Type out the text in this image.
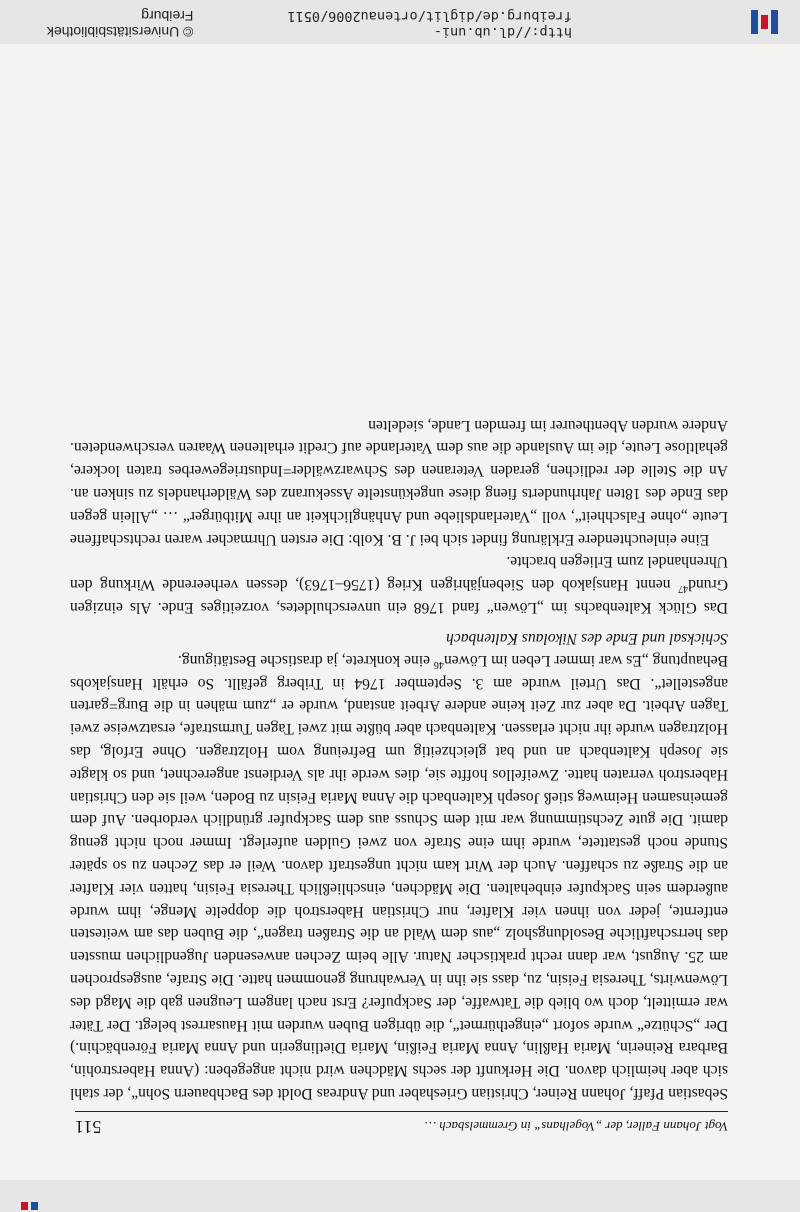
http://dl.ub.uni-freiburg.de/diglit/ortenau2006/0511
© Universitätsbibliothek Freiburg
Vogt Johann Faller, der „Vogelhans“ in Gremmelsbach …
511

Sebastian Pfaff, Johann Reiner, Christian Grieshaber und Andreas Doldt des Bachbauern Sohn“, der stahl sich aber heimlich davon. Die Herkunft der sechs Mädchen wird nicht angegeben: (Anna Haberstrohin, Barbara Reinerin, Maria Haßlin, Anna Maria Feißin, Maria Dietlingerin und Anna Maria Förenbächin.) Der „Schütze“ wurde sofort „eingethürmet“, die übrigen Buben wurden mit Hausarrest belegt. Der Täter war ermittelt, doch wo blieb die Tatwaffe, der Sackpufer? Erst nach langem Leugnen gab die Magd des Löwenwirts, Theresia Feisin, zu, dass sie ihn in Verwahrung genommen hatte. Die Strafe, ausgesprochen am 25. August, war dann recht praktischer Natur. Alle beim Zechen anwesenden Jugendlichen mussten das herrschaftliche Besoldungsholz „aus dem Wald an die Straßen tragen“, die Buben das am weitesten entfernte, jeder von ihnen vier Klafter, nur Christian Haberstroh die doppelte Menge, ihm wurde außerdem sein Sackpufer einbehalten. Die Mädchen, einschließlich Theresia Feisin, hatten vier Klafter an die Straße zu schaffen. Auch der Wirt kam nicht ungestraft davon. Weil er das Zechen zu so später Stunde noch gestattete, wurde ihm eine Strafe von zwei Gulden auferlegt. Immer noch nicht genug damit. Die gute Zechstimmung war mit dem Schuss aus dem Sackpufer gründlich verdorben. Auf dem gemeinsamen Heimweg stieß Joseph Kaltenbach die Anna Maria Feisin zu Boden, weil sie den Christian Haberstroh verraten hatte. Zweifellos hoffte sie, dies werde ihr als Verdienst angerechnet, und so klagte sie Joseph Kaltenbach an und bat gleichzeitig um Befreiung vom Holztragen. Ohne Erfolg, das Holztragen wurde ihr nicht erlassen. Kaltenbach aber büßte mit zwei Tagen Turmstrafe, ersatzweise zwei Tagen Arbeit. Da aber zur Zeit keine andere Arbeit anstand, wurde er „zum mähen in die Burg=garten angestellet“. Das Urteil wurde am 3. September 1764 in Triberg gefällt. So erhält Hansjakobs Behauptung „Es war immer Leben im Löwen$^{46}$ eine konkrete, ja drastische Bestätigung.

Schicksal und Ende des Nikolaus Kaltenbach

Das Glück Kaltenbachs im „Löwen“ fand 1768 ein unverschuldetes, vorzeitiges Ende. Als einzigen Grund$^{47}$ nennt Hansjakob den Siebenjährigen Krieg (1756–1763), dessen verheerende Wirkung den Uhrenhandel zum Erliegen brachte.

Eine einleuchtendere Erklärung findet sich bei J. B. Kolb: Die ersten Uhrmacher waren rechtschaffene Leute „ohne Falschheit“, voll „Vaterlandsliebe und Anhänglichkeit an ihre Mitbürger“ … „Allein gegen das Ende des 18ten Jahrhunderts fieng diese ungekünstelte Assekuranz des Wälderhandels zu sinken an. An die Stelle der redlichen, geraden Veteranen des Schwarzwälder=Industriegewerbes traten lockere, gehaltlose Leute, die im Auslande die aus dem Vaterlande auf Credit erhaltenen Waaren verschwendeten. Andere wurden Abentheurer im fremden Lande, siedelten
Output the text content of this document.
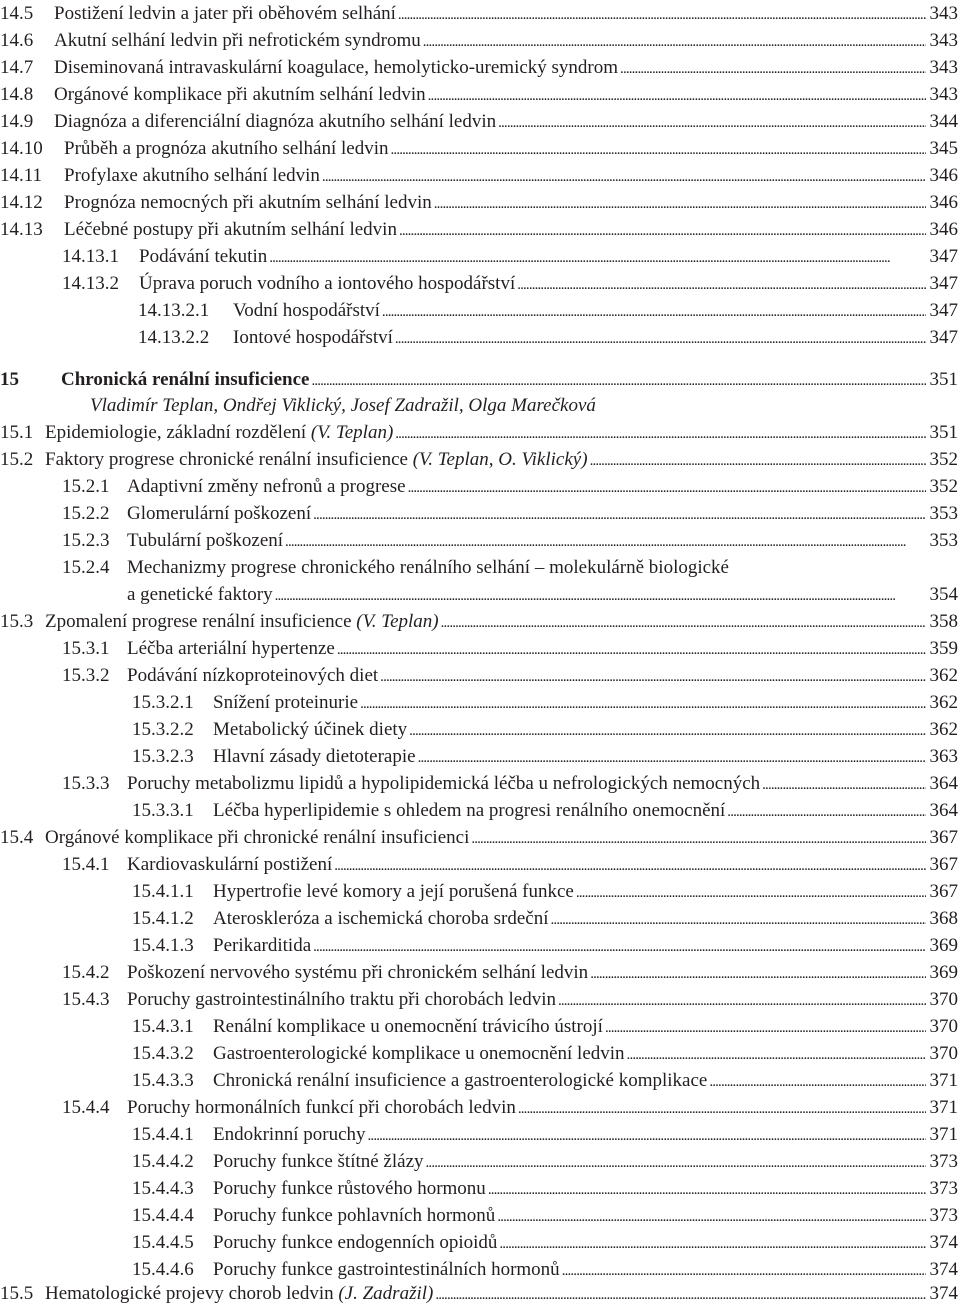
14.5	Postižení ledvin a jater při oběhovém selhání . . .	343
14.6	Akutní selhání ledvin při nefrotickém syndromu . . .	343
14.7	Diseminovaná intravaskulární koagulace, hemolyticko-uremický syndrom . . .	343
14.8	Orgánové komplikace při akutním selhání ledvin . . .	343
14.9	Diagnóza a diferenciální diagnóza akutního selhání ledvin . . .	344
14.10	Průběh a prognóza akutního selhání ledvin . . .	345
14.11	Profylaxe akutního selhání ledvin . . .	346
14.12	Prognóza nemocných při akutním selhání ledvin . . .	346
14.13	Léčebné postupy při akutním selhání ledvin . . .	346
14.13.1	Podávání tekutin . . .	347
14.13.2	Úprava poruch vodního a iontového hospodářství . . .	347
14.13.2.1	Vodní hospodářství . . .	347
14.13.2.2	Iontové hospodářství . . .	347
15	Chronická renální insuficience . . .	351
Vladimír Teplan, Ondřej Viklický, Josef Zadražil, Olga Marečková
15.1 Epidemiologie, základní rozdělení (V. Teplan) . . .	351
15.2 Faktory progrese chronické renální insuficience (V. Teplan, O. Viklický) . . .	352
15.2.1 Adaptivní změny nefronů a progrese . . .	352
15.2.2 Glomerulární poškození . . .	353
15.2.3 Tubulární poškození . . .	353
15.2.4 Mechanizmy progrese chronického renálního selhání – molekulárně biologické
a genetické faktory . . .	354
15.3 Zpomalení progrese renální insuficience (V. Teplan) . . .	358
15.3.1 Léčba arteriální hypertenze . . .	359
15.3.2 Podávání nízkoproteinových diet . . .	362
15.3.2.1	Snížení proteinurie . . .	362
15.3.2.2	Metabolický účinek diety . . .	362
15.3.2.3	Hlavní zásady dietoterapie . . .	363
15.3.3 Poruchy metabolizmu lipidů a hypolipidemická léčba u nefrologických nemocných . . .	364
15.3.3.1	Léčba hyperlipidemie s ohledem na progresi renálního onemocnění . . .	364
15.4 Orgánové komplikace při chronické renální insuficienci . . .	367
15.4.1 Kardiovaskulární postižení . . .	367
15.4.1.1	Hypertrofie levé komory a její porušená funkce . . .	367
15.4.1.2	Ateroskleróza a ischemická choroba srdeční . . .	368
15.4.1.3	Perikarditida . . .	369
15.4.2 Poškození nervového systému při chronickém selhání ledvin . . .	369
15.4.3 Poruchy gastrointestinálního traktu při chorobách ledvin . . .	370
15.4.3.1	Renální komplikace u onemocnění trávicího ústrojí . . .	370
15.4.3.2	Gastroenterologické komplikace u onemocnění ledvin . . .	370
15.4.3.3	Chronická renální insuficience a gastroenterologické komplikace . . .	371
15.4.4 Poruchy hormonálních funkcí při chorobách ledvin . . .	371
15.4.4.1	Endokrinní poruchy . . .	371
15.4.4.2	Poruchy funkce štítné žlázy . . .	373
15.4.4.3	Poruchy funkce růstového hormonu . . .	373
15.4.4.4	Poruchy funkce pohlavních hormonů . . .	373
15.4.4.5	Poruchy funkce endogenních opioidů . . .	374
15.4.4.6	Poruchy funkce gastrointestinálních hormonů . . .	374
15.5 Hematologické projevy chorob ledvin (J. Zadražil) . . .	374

--

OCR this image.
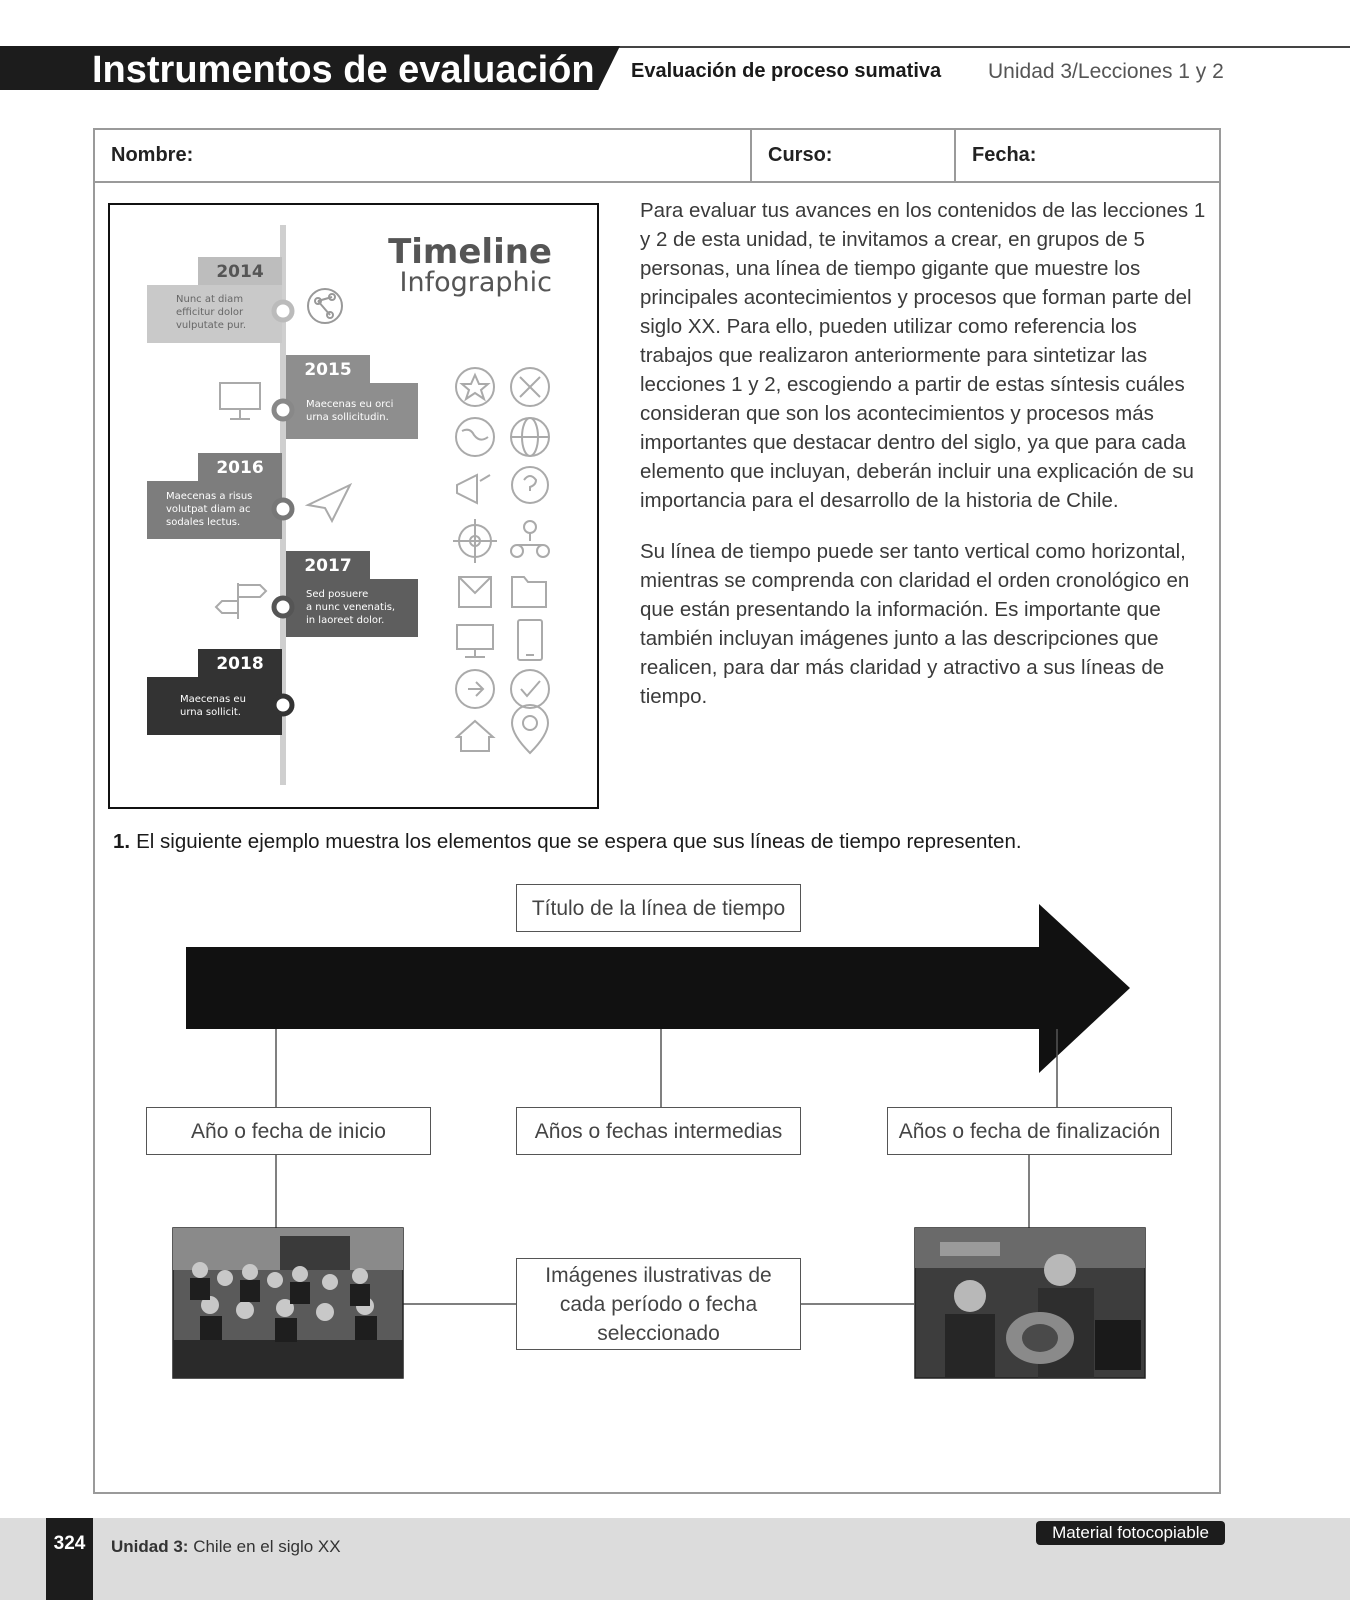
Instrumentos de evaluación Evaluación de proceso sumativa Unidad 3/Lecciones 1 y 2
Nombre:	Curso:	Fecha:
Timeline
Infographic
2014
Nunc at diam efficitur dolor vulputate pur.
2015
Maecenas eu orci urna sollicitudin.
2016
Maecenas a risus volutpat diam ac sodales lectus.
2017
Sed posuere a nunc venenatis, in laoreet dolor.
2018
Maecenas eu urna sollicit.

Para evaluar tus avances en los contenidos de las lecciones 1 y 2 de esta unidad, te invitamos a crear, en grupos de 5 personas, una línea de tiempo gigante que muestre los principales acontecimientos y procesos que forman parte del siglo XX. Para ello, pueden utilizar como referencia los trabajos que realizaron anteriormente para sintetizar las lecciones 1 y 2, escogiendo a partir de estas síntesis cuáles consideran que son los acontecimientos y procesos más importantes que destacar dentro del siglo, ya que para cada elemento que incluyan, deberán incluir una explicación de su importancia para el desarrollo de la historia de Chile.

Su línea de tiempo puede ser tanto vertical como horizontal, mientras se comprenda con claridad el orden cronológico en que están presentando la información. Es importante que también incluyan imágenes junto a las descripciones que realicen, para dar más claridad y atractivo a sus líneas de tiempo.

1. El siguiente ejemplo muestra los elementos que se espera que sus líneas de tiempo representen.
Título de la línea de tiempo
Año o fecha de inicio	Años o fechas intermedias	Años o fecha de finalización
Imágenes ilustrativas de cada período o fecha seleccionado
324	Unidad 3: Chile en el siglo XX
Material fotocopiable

Exercise brief ▸
I need each line from the listing where the word "cada" occurs.

Exercise output ▸
Para evaluar tus avances en los contenidos de las lecciones 1 y 2 de esta unidad, te invitamos a crear, en grupos de 5 personas, una línea de tiempo gigante que muestre los principales acontecimientos y procesos que forman parte del siglo XX. Para ello, pueden utilizar como referencia los trabajos que realizaron anteriormente para sintetizar las lecciones 1 y 2, escogiendo a partir de estas síntesis cuáles consideran que son los acontecimientos y procesos más importantes que destacar dentro del siglo, ya que para cada elemento que incluyan, deberán incluir una explicación de su importancia para el desarrollo de la historia de Chile.
Imágenes ilustrativas de cada período o fecha seleccionado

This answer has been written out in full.